=== Source text ===
Photograph of American Witch Hazel in flower by Elaine Haug courtesy of Smithsonian Institution
A unique shrub that blooms and releases its seed in the fall and winter.

Description:

  • A shrub or small tree that averages 8 to 15 feet.

  • Stem is crooked, and the forked branches were used for “divining rods” to locate water in earlier times.

  • Bark is brown and smooth; bark can become scaly as plant ages.

  • The leaves are alternate, oval 4” to 6” long, somewhat rounded.

  • Veins in the leaves are very prominent.

  • This species is unique in the fact that its thread-like yellow flowers do not generally appear until late in autumn or in winter after the leaves have dropped.

  • The seed capsule is a pod that contains two shiny black seeds that ripens in October-November of the year following fertilization at the same time as the blossom appears.

  • Ripe pods burst open throwing the seed several feet. A popping sound can be heard as the seed pod opens.
=== Information provided ===
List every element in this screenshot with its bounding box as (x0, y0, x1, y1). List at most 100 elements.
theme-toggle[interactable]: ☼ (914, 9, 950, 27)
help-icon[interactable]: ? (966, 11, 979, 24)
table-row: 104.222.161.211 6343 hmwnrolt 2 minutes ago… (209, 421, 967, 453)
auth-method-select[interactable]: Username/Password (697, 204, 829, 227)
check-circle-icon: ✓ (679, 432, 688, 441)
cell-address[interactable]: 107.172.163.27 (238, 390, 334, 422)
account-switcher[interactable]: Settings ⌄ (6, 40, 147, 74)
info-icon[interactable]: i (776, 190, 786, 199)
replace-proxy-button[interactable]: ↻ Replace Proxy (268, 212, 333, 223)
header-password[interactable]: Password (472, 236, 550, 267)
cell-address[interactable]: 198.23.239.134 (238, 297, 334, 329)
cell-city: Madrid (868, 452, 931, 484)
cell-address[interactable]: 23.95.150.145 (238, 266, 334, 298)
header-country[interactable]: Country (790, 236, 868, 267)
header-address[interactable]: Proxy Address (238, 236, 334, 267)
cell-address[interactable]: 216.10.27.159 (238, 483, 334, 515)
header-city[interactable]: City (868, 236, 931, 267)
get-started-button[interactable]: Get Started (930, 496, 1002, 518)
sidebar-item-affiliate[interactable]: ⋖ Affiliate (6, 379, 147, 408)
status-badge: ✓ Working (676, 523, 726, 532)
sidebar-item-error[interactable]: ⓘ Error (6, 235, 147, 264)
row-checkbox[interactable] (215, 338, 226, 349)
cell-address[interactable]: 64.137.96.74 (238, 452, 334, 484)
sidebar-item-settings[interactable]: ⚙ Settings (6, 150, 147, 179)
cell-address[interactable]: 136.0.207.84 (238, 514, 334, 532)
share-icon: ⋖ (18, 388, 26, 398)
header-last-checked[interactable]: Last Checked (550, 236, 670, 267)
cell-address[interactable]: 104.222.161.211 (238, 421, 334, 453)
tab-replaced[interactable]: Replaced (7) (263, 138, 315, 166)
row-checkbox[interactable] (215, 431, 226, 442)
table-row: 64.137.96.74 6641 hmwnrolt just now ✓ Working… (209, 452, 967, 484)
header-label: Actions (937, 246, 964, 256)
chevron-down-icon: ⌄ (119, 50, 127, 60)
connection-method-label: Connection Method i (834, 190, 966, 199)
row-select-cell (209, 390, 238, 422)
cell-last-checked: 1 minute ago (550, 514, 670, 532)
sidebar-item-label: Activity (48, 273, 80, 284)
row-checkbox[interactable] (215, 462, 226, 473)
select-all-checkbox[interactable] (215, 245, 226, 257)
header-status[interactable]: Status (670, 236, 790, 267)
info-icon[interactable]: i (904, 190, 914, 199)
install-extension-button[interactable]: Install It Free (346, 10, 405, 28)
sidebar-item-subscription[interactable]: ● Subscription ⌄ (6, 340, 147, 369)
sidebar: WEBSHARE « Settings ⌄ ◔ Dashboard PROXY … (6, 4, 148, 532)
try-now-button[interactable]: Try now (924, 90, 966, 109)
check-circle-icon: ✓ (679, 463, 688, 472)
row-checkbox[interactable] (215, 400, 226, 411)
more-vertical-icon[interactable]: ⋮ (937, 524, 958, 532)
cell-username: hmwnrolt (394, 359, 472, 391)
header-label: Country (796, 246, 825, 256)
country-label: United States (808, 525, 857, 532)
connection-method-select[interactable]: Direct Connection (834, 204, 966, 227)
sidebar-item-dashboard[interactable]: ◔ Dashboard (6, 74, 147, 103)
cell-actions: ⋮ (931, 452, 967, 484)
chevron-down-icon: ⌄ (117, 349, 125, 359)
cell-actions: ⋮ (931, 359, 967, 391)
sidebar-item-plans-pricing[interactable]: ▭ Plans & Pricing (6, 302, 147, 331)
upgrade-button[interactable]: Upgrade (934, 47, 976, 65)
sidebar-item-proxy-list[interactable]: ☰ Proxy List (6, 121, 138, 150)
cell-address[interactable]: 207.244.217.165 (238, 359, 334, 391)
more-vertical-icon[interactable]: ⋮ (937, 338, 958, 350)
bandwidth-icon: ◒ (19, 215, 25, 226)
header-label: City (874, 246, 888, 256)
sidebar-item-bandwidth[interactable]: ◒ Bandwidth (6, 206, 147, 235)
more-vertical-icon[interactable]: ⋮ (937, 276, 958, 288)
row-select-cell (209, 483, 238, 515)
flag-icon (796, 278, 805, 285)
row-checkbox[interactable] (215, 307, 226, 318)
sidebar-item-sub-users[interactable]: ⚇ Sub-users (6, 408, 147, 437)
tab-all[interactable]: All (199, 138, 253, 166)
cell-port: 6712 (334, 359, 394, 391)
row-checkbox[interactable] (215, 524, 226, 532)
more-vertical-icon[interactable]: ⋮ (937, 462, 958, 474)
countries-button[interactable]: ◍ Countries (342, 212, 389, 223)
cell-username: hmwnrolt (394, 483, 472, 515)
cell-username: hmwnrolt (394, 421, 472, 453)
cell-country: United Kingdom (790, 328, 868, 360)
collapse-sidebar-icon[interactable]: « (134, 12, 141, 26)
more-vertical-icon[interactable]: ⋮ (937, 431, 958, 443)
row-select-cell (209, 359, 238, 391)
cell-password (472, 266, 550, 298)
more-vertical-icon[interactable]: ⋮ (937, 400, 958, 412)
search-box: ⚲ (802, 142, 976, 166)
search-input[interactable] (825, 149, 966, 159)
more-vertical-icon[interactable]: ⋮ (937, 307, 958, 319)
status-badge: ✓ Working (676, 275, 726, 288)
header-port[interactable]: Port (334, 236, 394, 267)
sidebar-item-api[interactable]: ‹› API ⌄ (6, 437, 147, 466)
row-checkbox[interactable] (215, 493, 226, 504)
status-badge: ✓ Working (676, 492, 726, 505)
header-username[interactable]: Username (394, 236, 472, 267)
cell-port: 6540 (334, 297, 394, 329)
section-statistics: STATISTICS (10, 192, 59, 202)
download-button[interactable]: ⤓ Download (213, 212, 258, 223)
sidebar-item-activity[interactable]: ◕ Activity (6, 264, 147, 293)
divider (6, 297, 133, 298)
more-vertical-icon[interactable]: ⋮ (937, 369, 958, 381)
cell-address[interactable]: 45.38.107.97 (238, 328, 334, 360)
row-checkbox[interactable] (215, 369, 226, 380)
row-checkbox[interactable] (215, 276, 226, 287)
===
Exercise 1 »
List every color the witch hazel text names, along with the part of the plant each one describes.
Exercise 2 »
Pick up the witch hazel description after its last sentence and keep writing.
The data come from a separate source and have no link to the witch hazel text.

Response box 1 »
- Brown: the bark
- Yellow: the thread-like flowers
- Black: the shiny seeds

Response box 2 »
Collage of witch hazel photosHabitat: Witch Hazel prefers well drained loamy soils. Can tolerate full sun to shade, which makes it a good choice for a shady backyard. In the wild Witch Hazel is found in low damp woods, moist rocky locations, brushy fields moist or dry, and stream borders.

Landscaping Notes: This is an easily grown shrub. There are over 100 cultivars of both the native and non-native shrub. Plant in the spring or fall. Pruning should be done after flowering, but before summer so the flower buds for fall can form. Plant does best at a soil pH of 5.5-6.5. H. vernalis is native to the Ozarks and blooms in the very late winter to early spring, with red musky smelling flowers. All species produce leaves that turn shades of yellow to red in the fall.

Native Witch hazel provides food for: Wild Turkey and Ruffed Grouse consume the seeds, rabbits and squirrels eat the bark, leaves and seeds. White-tailed Deer eat twigs, buds and leaves. Note: Native Americans also consumed the seeds.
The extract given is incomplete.